*SHORT PROBLEM:*
Return the whole listing, line for line, without the pictures in it.

*DATA FOR THE TASK:*
──────────────────────────────
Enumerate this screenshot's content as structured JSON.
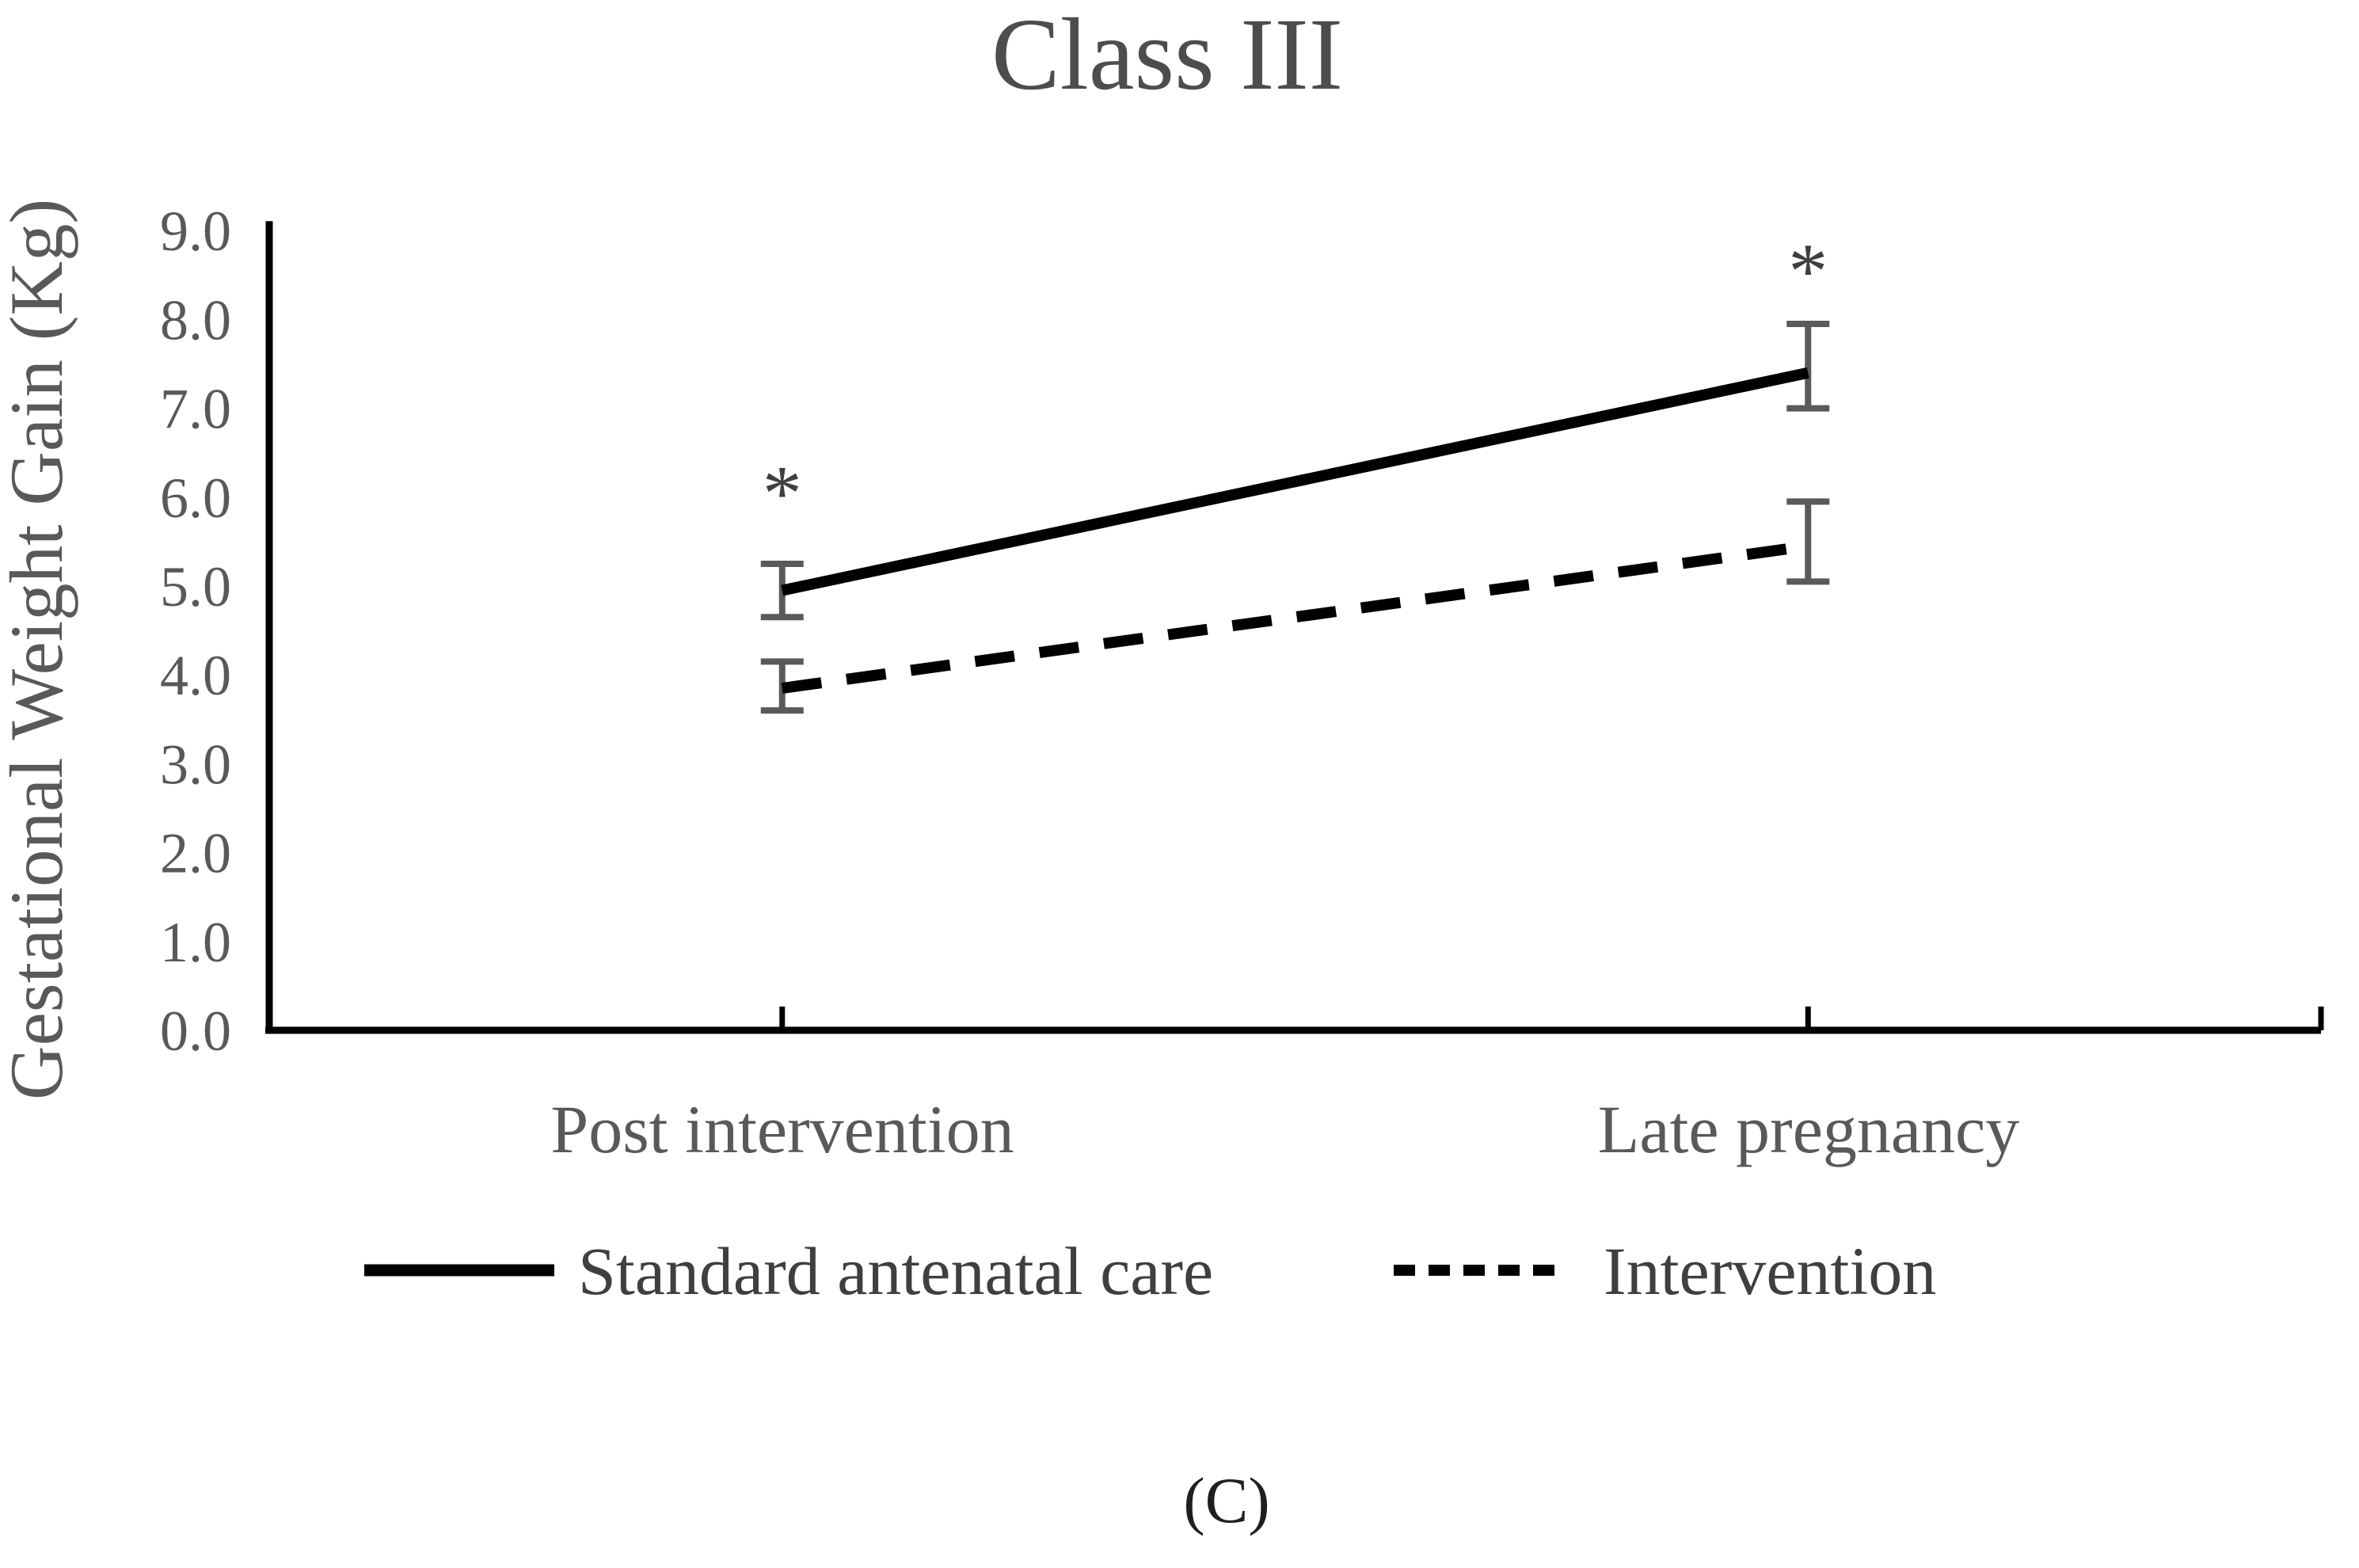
{
  "figure": {
    "title": "Class III",
    "footer_label": "(C)"
  },
  "chart_data": {
    "type": "line",
    "title": "Class III",
    "ylabel": "Gestational Weight Gain (Kg)",
    "xlabel": "",
    "categories": [
      "Post intervention",
      "Late pregnancy"
    ],
    "ylim": [
      0.0,
      9.0
    ],
    "ytick_interval": 1.0,
    "ytick_labels": [
      "0.0",
      "1.0",
      "2.0",
      "3.0",
      "4.0",
      "5.0",
      "6.0",
      "7.0",
      "8.0",
      "9.0"
    ],
    "grid": false,
    "legend_position": "bottom",
    "series": [
      {
        "name": "Standard antenatal care",
        "line_style": "solid",
        "color": "#000000",
        "values": [
          4.95,
          7.4
        ],
        "error_low": [
          4.65,
          7.0
        ],
        "error_high": [
          5.25,
          7.95
        ]
      },
      {
        "name": "Intervention",
        "line_style": "dashed",
        "color": "#000000",
        "values": [
          3.85,
          5.45
        ],
        "error_low": [
          3.6,
          5.05
        ],
        "error_high": [
          4.15,
          5.95
        ]
      }
    ],
    "error_bar_color": "#5a5a5a",
    "annotations": [
      {
        "text": "*",
        "category_index": 0,
        "value": 6.15
      },
      {
        "text": "*",
        "category_index": 1,
        "value": 8.65
      }
    ]
  },
  "colors": {
    "axis": "#000000",
    "text_gray": "#595959",
    "title_gray": "#4d4d4d",
    "series_black": "#000000",
    "error_bar_gray": "#5a5a5a",
    "background": "#ffffff"
  }
}
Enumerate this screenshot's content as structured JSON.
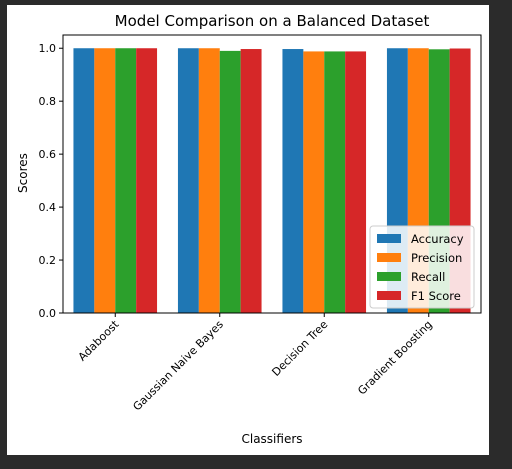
{
  "chart_data": {
    "type": "bar",
    "title": "Model Comparison on a Balanced Dataset",
    "xlabel": "Classifiers",
    "ylabel": "Scores",
    "categories": [
      "Adaboost",
      "Gaussian Naive Bayes",
      "Decision Tree",
      "Gradient Boosting"
    ],
    "series": [
      {
        "name": "Accuracy",
        "color": "#1f77b4",
        "values": [
          1.0,
          1.0,
          0.997,
          1.0
        ]
      },
      {
        "name": "Precision",
        "color": "#ff7f0e",
        "values": [
          1.0,
          1.0,
          0.988,
          1.0
        ]
      },
      {
        "name": "Recall",
        "color": "#2ca02c",
        "values": [
          1.0,
          0.99,
          0.988,
          0.996
        ]
      },
      {
        "name": "F1 Score",
        "color": "#d62728",
        "values": [
          1.0,
          0.997,
          0.988,
          0.999
        ]
      }
    ],
    "ylim": [
      0,
      1.05
    ],
    "yticks": [
      "0.0",
      "0.2",
      "0.4",
      "0.6",
      "0.8",
      "1.0"
    ],
    "grid": false,
    "legend_position": "lower-right"
  }
}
──────────────────────────────
*RESULT BELOW:*
Enumerate this screenshot's content as structured JSON.
{
  "figure": {
    "title": "Class III",
    "footer_label": "(C)"
  },
  "chart_data": {
    "type": "line",
    "title": "Class III",
    "ylabel": "Gestational Weight Gain (Kg)",
    "xlabel": "",
    "categories": [
      "Post intervention",
      "Late pregnancy"
    ],
    "ylim": [
      0.0,
      9.0
    ],
    "ytick_interval": 1.0,
    "ytick_labels": [
      "0.0",
      "1.0",
      "2.0",
      "3.0",
      "4.0",
      "5.0",
      "6.0",
      "7.0",
      "8.0",
      "9.0"
    ],
    "grid": false,
    "legend_position": "bottom",
    "series": [
      {
        "name": "Standard antenatal care",
        "line_style": "solid",
        "color": "#000000",
        "values": [
          4.95,
          7.4
        ],
        "error_low": [
          4.65,
          7.0
        ],
        "error_high": [
          5.25,
          7.95
        ]
      },
      {
        "name": "Intervention",
        "line_style": "dashed",
        "color": "#000000",
        "values": [
          3.85,
          5.45
        ],
        "error_low": [
          3.6,
          5.05
        ],
        "error_high": [
          4.15,
          5.95
        ]
      }
    ],
    "error_bar_color": "#5a5a5a",
    "annotations": [
      {
        "text": "*",
        "category_index": 0,
        "value": 6.15
      },
      {
        "text": "*",
        "category_index": 1,
        "value": 8.65
      }
    ]
  },
  "colors": {
    "axis": "#000000",
    "text_gray": "#595959",
    "title_gray": "#4d4d4d",
    "series_black": "#000000",
    "error_bar_gray": "#5a5a5a",
    "background": "#ffffff"
  }
}
Enumerate this screenshot's content as structured JSON.
{
  "chart_data": {
    "type": "bar",
    "title": "Model Comparison on a Balanced Dataset",
    "xlabel": "Classifiers",
    "ylabel": "Scores",
    "categories": [
      "Adaboost",
      "Gaussian Naive Bayes",
      "Decision Tree",
      "Gradient Boosting"
    ],
    "series": [
      {
        "name": "Accuracy",
        "color": "#1f77b4",
        "values": [
          1.0,
          1.0,
          0.997,
          1.0
        ]
      },
      {
        "name": "Precision",
        "color": "#ff7f0e",
        "values": [
          1.0,
          1.0,
          0.988,
          1.0
        ]
      },
      {
        "name": "Recall",
        "color": "#2ca02c",
        "values": [
          1.0,
          0.99,
          0.988,
          0.996
        ]
      },
      {
        "name": "F1 Score",
        "color": "#d62728",
        "values": [
          1.0,
          0.997,
          0.988,
          0.999
        ]
      }
    ],
    "ylim": [
      0,
      1.05
    ],
    "yticks": [
      "0.0",
      "0.2",
      "0.4",
      "0.6",
      "0.8",
      "1.0"
    ],
    "grid": false,
    "legend_position": "lower-right"
  }
}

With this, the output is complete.